[Task brief]
The records beneath should be printed exactly, and the pictures are to be left out.

=======

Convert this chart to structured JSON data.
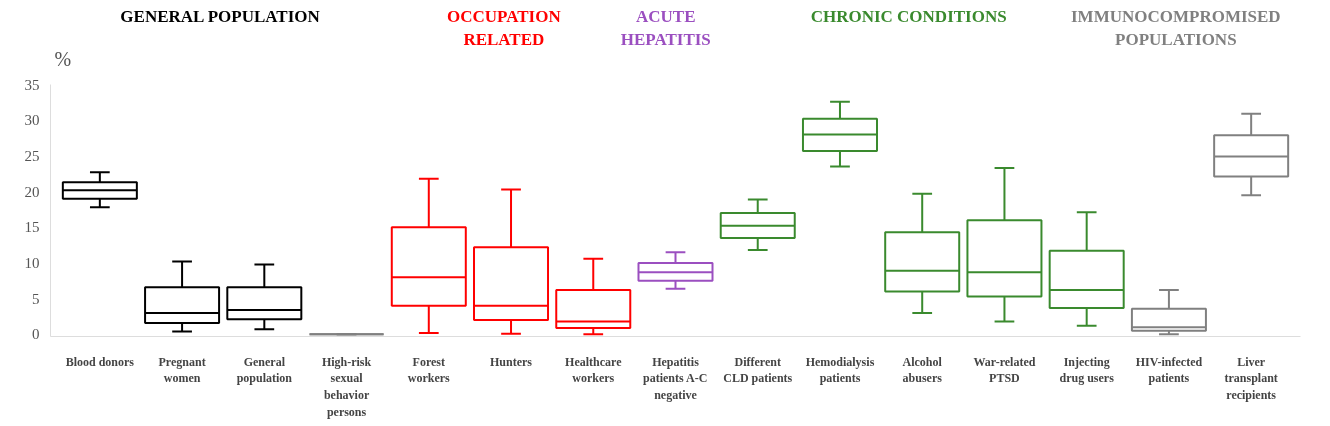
{
  "chart_data": {
    "type": "box",
    "ylabel": "%",
    "ylim": [
      -0.3,
      35
    ],
    "yticks": [
      0,
      5,
      10,
      15,
      20,
      25,
      30,
      35
    ],
    "grid": false,
    "categories": [
      "Blood donors",
      "Pregnant women",
      "General population",
      "High-risk sexual behavior persons",
      "Forest workers",
      "Hunters",
      "Healthcare workers",
      "Hepatitis patients A-C negative",
      "Different CLD patients",
      "Hemodialysis patients",
      "Alcohol abusers",
      "War-related PTSD",
      "Injecting drug users",
      "HIV-infected patients",
      "Liver transplant recipients"
    ],
    "colors": [
      "#000000",
      "#000000",
      "#000000",
      "#808080",
      "#ff0000",
      "#ff0000",
      "#ff0000",
      "#9b4fc0",
      "#3a8a2e",
      "#3a8a2e",
      "#3a8a2e",
      "#3a8a2e",
      "#3a8a2e",
      "#808080",
      "#808080"
    ],
    "boxes": [
      {
        "low": 17.8,
        "q1": 19,
        "median": 20.2,
        "q3": 21.3,
        "high": 22.7
      },
      {
        "low": 0.4,
        "q1": 1.6,
        "median": 3,
        "q3": 6.6,
        "high": 10.2
      },
      {
        "low": 0.7,
        "q1": 2.1,
        "median": 3.4,
        "q3": 6.6,
        "high": 9.8
      },
      {
        "low": 0,
        "q1": 0,
        "median": 0,
        "q3": 0,
        "high": 0
      },
      {
        "low": 0.2,
        "q1": 4,
        "median": 8,
        "q3": 15,
        "high": 21.8
      },
      {
        "low": 0.1,
        "q1": 2,
        "median": 4,
        "q3": 12.2,
        "high": 20.3
      },
      {
        "low": 0,
        "q1": 0.9,
        "median": 1.8,
        "q3": 6.2,
        "high": 10.6
      },
      {
        "low": 6.4,
        "q1": 7.5,
        "median": 8.7,
        "q3": 10,
        "high": 11.5
      },
      {
        "low": 11.8,
        "q1": 13.5,
        "median": 15.2,
        "q3": 17,
        "high": 18.9
      },
      {
        "low": 23.5,
        "q1": 25.7,
        "median": 28,
        "q3": 30.2,
        "high": 32.6
      },
      {
        "low": 3,
        "q1": 6,
        "median": 8.9,
        "q3": 14.3,
        "high": 19.7
      },
      {
        "low": 1.8,
        "q1": 5.3,
        "median": 8.7,
        "q3": 16,
        "high": 23.3
      },
      {
        "low": 1.2,
        "q1": 3.7,
        "median": 6.2,
        "q3": 11.7,
        "high": 17.1
      },
      {
        "low": 0,
        "q1": 0.5,
        "median": 1,
        "q3": 3.6,
        "high": 6.2
      },
      {
        "low": 19.5,
        "q1": 22.1,
        "median": 24.9,
        "q3": 27.9,
        "high": 30.9
      }
    ],
    "annotations": [
      "GENERAL POPULATION",
      "OCCUPATION RELATED",
      "ACUTE HEPATITIS",
      "CHRONIC CONDITIONS",
      "IMMUNOCOMPROMISED POPULATIONS"
    ]
  }
}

=======

[Your response]
Convert this chart to structured JSON data.
{
  "chart_data": {
    "type": "box",
    "ylabel": "%",
    "ylim": [
      -0.3,
      35
    ],
    "yticks": [
      0,
      5,
      10,
      15,
      20,
      25,
      30,
      35
    ],
    "grid": false,
    "categories": [
      "Blood donors",
      "Pregnant women",
      "General population",
      "High-risk sexual behavior persons",
      "Forest workers",
      "Hunters",
      "Healthcare workers",
      "Hepatitis patients A-C negative",
      "Different CLD patients",
      "Hemodialysis patients",
      "Alcohol abusers",
      "War-related PTSD",
      "Injecting drug users",
      "HIV-infected patients",
      "Liver transplant recipients"
    ],
    "colors": [
      "#000000",
      "#000000",
      "#000000",
      "#808080",
      "#ff0000",
      "#ff0000",
      "#ff0000",
      "#9b4fc0",
      "#3a8a2e",
      "#3a8a2e",
      "#3a8a2e",
      "#3a8a2e",
      "#3a8a2e",
      "#808080",
      "#808080"
    ],
    "boxes": [
      {
        "low": 17.8,
        "q1": 19,
        "median": 20.2,
        "q3": 21.3,
        "high": 22.7
      },
      {
        "low": 0.4,
        "q1": 1.6,
        "median": 3,
        "q3": 6.6,
        "high": 10.2
      },
      {
        "low": 0.7,
        "q1": 2.1,
        "median": 3.4,
        "q3": 6.6,
        "high": 9.8
      },
      {
        "low": 0,
        "q1": 0,
        "median": 0,
        "q3": 0,
        "high": 0
      },
      {
        "low": 0.2,
        "q1": 4,
        "median": 8,
        "q3": 15,
        "high": 21.8
      },
      {
        "low": 0.1,
        "q1": 2,
        "median": 4,
        "q3": 12.2,
        "high": 20.3
      },
      {
        "low": 0,
        "q1": 0.9,
        "median": 1.8,
        "q3": 6.2,
        "high": 10.6
      },
      {
        "low": 6.4,
        "q1": 7.5,
        "median": 8.7,
        "q3": 10,
        "high": 11.5
      },
      {
        "low": 11.8,
        "q1": 13.5,
        "median": 15.2,
        "q3": 17,
        "high": 18.9
      },
      {
        "low": 23.5,
        "q1": 25.7,
        "median": 28,
        "q3": 30.2,
        "high": 32.6
      },
      {
        "low": 3,
        "q1": 6,
        "median": 8.9,
        "q3": 14.3,
        "high": 19.7
      },
      {
        "low": 1.8,
        "q1": 5.3,
        "median": 8.7,
        "q3": 16,
        "high": 23.3
      },
      {
        "low": 1.2,
        "q1": 3.7,
        "median": 6.2,
        "q3": 11.7,
        "high": 17.1
      },
      {
        "low": 0,
        "q1": 0.5,
        "median": 1,
        "q3": 3.6,
        "high": 6.2
      },
      {
        "low": 19.5,
        "q1": 22.1,
        "median": 24.9,
        "q3": 27.9,
        "high": 30.9
      }
    ],
    "annotations": [
      "GENERAL POPULATION",
      "OCCUPATION RELATED",
      "ACUTE HEPATITIS",
      "CHRONIC CONDITIONS",
      "IMMUNOCOMPROMISED POPULATIONS"
    ]
  }
}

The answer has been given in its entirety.